PROBLEM 1:
Put the rows, starting at the one that contains "list all visible" and ending at the one that contains "refresh-captcha-icon[interactable]: ⟳ bbox=[938, 464, 968, 494]", into a numbered list with blank lines skipped and the pictures left out.

PASSAGE PROVIDED:
#####

Sum of all the prime numbers in a given range

Given a range [l, r], the task is to find the sum of all the prime numbers within that range.

Examples:

Input : l=1 and r=6
Output : 10


Input : l=4 and r=13
Output : 36

Recommended: Please try your approach on {IDE} first, before moving on to the solution.

Approach 1: (Naive Approach)
Iterate the loop from ‘l’ to ‘r’ and add all the numbers which are prime.

Below is the implementation of the above approach:

C++

// C++ Program to computer sum of prime number 
// in a given range 
#include <iostream> 
using namespace std; 
  
// Method to compute the prime number 
// Time Complexity is O(sqrt(N)) 
bool checkPrime(int numberToCheck) 
{ 
    if(numberToCheck == 1) { 
        return false; 
    } 
    for (int i = 2; i*i <= numberToCheck; i++) { 
        if (numberToCheck % i == 0) { 
            return false; 
        } 
    } 
    return true; 
} 
  
// Method to iterate the loop from l to r 
// If the current number is prime, sum the value 
int primeSum(int l, int r) 
{ 
    int sum = 0; 
    for (int i = r; i >= l; i--) { 
  
        // Check for prime 
        bool isPrime = checkPrime(i); 
        if (isPrime) { 
  
            // Sum the prime number 
            sum = sum + i; 
        } 
    } 
    return sum; 
} 
// Time Complexity is O(r x sqrt(N)) 
  
//Driver code 
int main() 
{ 
    int l = 4, r = 13; 
  
    // Call the method with l and r 
    cout << primeSum(l, r); 
} 

Java

// Java Program to computer sum of prime number 
// in a given range 
public class GFG { 
  
    // Method to compute the prime number 
    // Time Complexity is O(sqrt(N)) 
    static boolean checkPrime(int numberToCheck) 
    { 
        if(numberToCheck == 1) { 
            return false; 
        } 
        for (int i = 2; i*i <= numberToCheck; i++) { 
            if (numberToCheck % i == 0) { 
                return false; 
            } 
        } 
        return true; 
    } 
  
    // Method to iterate the loop from l to r 
    // If prime number detects, sum the value 
    static int primeSum(int l, int r) 
    { 
        int sum = 0; 
        for (int i = r; i >= l; i--) { 
  
            // Check for prime 
            boolean isPrime = checkPrime(i); 
            if (isPrime) { 
  
                // Sum the prime number 
                sum = sum + i; 
            } 
        } 
        return sum; 
    } 
    // Time Complexity is O(r x sqrt(N)) 
  
    // Driver code 
    public static void main(String[] args) 
    { 
        int l = 4, r = 13; 
  
        // Call the method with l and r 
        System.out.println(primeSum(l, r)); 
    } 
} 

Python 3

# Python3 Program to computer sum  
# of prime number in a given range 
  
# from math lib import sqrt method 
from math import sqrt 
  
# Function to compute the prime number  
# Time Complexity is O(sqrt(N))

#####

WORKING DATA:

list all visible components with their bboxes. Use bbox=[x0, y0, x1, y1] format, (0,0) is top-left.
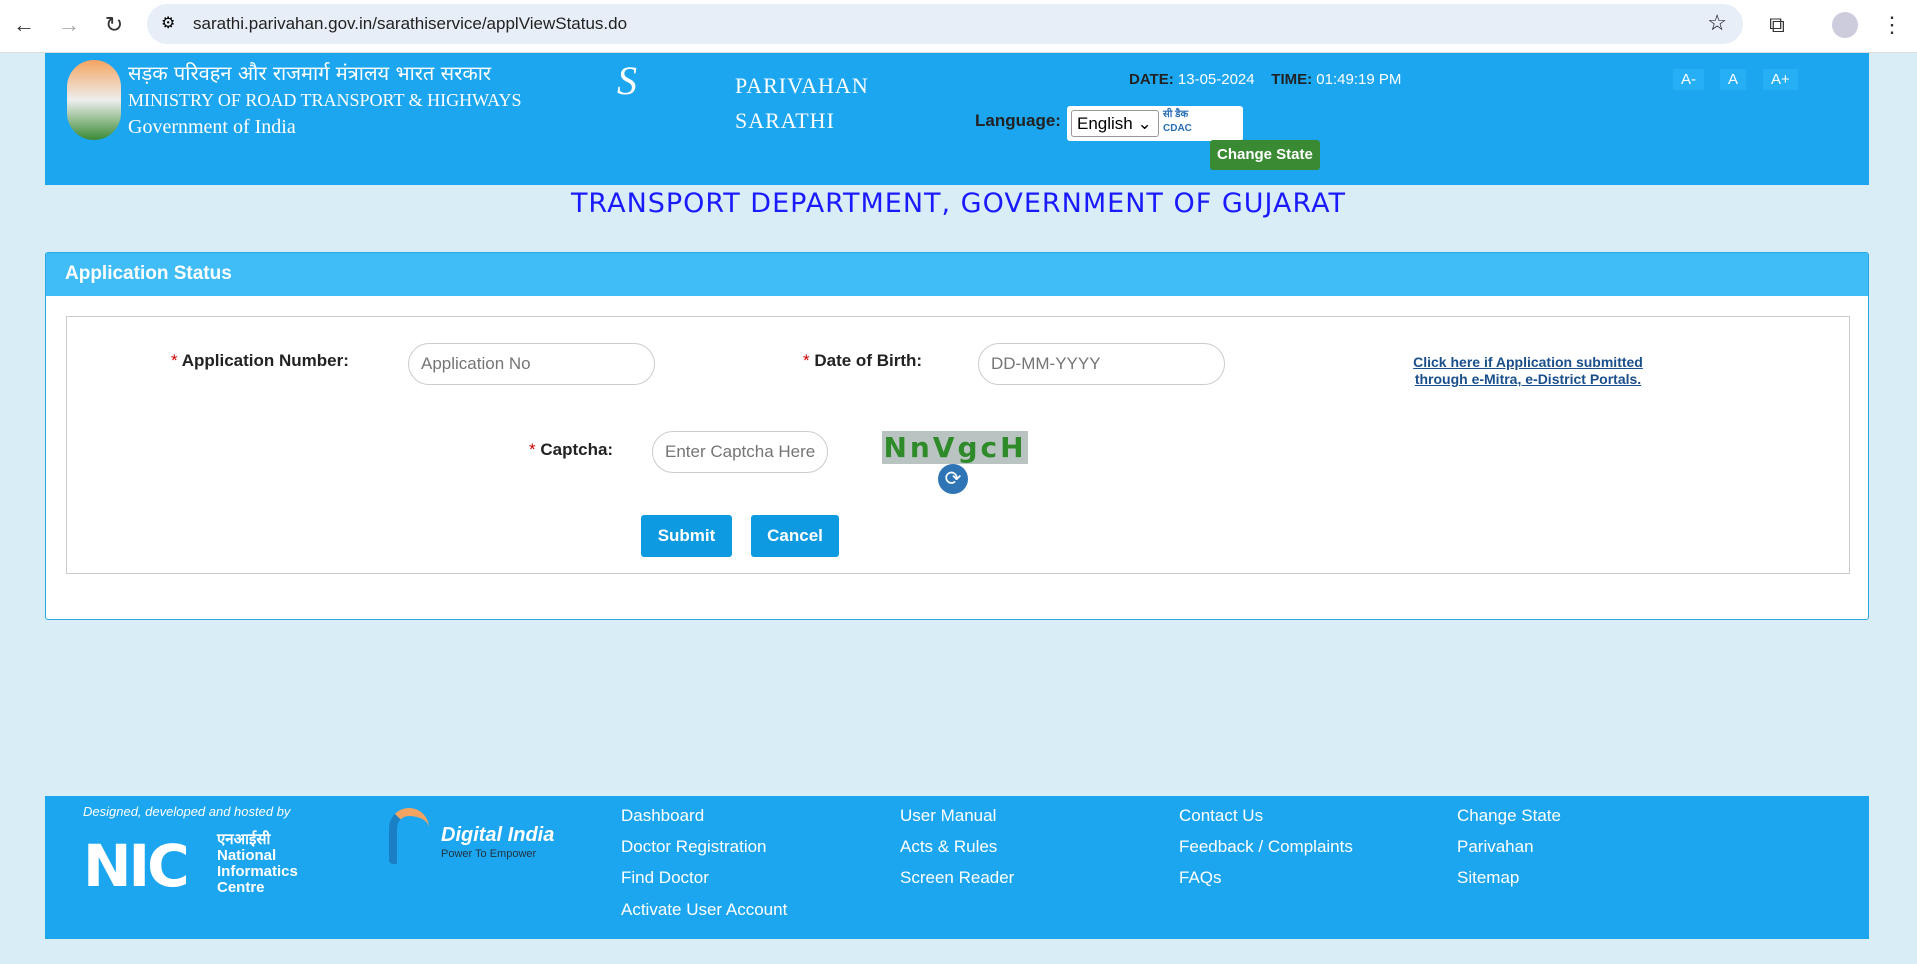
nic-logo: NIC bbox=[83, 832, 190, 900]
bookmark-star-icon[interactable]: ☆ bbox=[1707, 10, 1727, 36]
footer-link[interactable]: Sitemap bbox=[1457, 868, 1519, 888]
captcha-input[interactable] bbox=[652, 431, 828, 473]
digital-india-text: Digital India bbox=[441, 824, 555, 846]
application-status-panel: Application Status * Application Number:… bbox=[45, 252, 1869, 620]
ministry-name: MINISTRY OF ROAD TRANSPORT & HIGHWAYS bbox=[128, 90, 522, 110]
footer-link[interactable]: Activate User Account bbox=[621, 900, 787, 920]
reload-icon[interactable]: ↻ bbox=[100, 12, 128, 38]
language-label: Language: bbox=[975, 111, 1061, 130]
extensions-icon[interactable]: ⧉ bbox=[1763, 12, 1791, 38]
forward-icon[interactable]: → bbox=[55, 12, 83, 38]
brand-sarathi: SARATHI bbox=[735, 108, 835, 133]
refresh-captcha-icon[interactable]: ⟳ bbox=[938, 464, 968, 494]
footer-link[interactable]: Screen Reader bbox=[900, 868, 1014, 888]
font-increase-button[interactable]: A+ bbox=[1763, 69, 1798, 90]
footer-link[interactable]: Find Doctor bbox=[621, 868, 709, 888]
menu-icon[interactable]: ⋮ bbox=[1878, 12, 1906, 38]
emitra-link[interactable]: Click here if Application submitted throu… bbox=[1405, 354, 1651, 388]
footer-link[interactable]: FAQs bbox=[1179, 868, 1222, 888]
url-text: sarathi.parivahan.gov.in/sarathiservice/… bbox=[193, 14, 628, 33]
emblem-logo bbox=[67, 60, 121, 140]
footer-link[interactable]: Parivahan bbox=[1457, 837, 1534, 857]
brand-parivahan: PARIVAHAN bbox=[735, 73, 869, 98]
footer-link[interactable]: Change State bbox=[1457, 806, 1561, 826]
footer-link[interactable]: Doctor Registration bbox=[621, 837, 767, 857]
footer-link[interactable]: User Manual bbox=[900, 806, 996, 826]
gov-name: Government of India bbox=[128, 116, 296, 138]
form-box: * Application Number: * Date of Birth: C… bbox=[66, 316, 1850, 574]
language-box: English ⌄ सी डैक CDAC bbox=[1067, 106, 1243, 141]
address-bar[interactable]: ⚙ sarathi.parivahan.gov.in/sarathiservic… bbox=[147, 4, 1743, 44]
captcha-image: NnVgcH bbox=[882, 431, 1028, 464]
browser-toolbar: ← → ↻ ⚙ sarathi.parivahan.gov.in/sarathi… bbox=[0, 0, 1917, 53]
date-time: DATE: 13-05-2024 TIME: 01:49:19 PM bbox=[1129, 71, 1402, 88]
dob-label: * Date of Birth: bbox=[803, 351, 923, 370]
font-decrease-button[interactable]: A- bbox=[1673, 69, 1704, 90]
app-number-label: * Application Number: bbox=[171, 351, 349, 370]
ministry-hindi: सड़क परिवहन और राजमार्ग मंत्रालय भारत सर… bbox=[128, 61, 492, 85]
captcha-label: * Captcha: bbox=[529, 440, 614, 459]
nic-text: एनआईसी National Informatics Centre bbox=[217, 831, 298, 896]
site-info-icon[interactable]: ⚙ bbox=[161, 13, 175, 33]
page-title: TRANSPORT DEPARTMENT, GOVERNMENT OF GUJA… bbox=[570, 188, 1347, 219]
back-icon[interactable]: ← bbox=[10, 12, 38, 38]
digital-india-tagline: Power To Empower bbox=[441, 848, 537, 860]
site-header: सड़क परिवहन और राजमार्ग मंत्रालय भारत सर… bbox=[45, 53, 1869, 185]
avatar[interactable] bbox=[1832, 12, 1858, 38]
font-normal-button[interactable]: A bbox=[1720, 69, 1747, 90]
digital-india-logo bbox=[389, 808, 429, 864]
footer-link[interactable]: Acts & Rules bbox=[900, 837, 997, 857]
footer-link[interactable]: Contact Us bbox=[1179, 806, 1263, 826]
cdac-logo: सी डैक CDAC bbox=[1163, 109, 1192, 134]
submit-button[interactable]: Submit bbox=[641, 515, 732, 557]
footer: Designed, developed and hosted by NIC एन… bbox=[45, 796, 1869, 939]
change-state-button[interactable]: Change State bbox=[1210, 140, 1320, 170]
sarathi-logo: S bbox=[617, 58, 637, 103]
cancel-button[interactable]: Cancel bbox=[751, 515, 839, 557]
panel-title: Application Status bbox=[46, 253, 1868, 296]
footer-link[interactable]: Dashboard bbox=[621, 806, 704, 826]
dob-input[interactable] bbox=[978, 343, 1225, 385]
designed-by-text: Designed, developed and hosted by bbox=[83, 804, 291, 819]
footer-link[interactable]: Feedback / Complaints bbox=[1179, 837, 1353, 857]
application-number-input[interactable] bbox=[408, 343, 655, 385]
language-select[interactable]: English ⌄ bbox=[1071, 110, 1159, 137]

#####

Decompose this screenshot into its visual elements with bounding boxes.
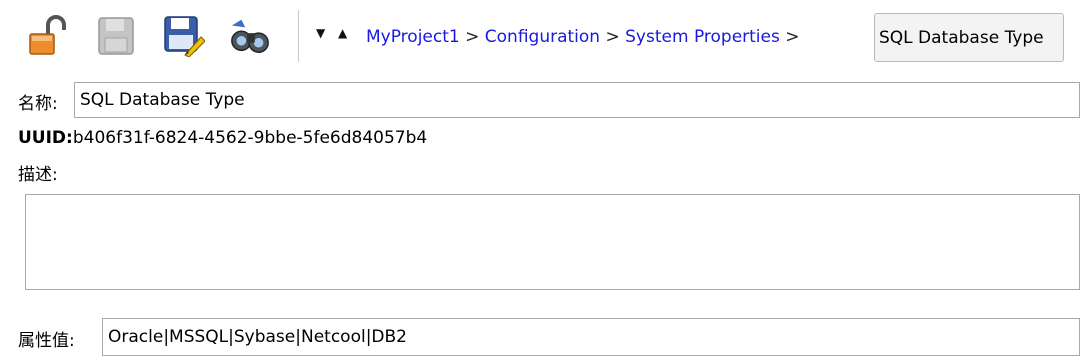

#####

PROBLEM 2:
Continue the page about adding up the primes in a range from the point where it stops.

TASK RESPONSE 1:
1. list all visible components with their bboxes. Use bbox=[x0, y0, x1, y1] format, (0,0) is top-left.
2. nic-logo: NIC bbox=[83, 832, 190, 900]
3. bookmark-star-icon[interactable]: ☆ bbox=[1707, 10, 1727, 36]
4. footer-link[interactable]: Sitemap bbox=[1457, 868, 1519, 888]
5. captcha-input[interactable] bbox=[652, 431, 828, 473]
6. digital-india-text: Digital India bbox=[441, 824, 555, 846]
7. application-status-panel: Application Status * Application Number:… bbox=[45, 252, 1869, 620]
8. ministry-name: MINISTRY OF ROAD TRANSPORT & HIGHWAYS bbox=[128, 90, 522, 110]
9. footer-link[interactable]: Activate User Account bbox=[621, 900, 787, 920]
10. reload-icon[interactable]: ↻ bbox=[100, 12, 128, 38]
11. language-label: Language: bbox=[975, 111, 1061, 130]
12. extensions-icon[interactable]: ⧉ bbox=[1763, 12, 1791, 38]
13. forward-icon[interactable]: → bbox=[55, 12, 83, 38]
14. brand-sarathi: SARATHI bbox=[735, 108, 835, 133]
15. refresh-captcha-icon[interactable]: ⟳ bbox=[938, 464, 968, 494]

TASK RESPONSE 2:
def checkPrime(numberToCheck) : 
  
    if numberToCheck == 1 : 
        return False
  
    for i in range(2, int(sqrt(numberToCheck)) + 1) : 
  
        if numberToCheck % i == 0 : 
            return False
  
    return True
  
# Function to iterate the loop  
# from l to r. If the current 
# number is prime, sum the value  
def primeSum(l, r) : 
  
    sum = 0
  
    for i in range(r, (l - 1), -1) : 
  
        # Check for prime  
        isPrime = checkPrime(i) 
          
        if (isPrime) : 
  
            # Sum the prime number 
            sum += i 
  
    return sum
  
# Time Complexity is O(r x sqrt(N))  
  
# Driver code      
if __name__ == "__main__" : 
  
    l, r = 4, 13
  
    # Call the function with l and r  
    print(primeSum(l, r)) 
  
# This code is contributed  
# by ANKITRAI1 

C#

// C# Program to computer sum  
// of prime number in a given range 
using System; 
  
class GFG 
{ 
  
// Method to compute the prime  
// number Time Complexity is O(sqrt(N)) 
static bool checkPrime(int numberToCheck) 
{ 
    if(numberToCheck == 1)  
    { 
        return false; 
    } 
    for (int i = 2; 
             i * i <= numberToCheck; i++)  
    { 
        if (numberToCheck % i == 0)  
        { 
            return false; 
        } 
    } 
    return true; 
} 
  
// Method to iterate the loop from l to r 
// If prime number detects, sum the value 
static int primeSum(int l, int r) 
{ 
    int sum = 0; 
    for (int i = r; i >= l; i--) 
    { 
  
        // Check for prime 
        bool isPrime = checkPrime(i); 
        if (isPrime) 
        { 
  
            // Sum the prime number 
            sum = sum + i; 
        } 
    } 
    return sum; 
} 
// Time Complexity is O(r x sqrt(N)) 
  
// Driver code 
public static void Main() 
{ 
    int l = 4, r = 13; 
  
    // Call the method with l and r 
    Console.Write(primeSum(l, r)); 
} 
} 
  
// This code is contributed  
// by ChitraNayal 

PHP

<?php 
// PHP Program to computer sum of 
// prime number in a given range  
  
// Method to compute the prime number  
// Time Complexity is O(sqrt(N))  
function checkPrime($numberToCheck)  
{  
    if($numberToCheck == 1)  
    {  
        return false;  
    }  
    for ($i = 2; $i * $i <= $numberToCheck; $i++) 
    {  
        if ($numberToCheck % $i == 0)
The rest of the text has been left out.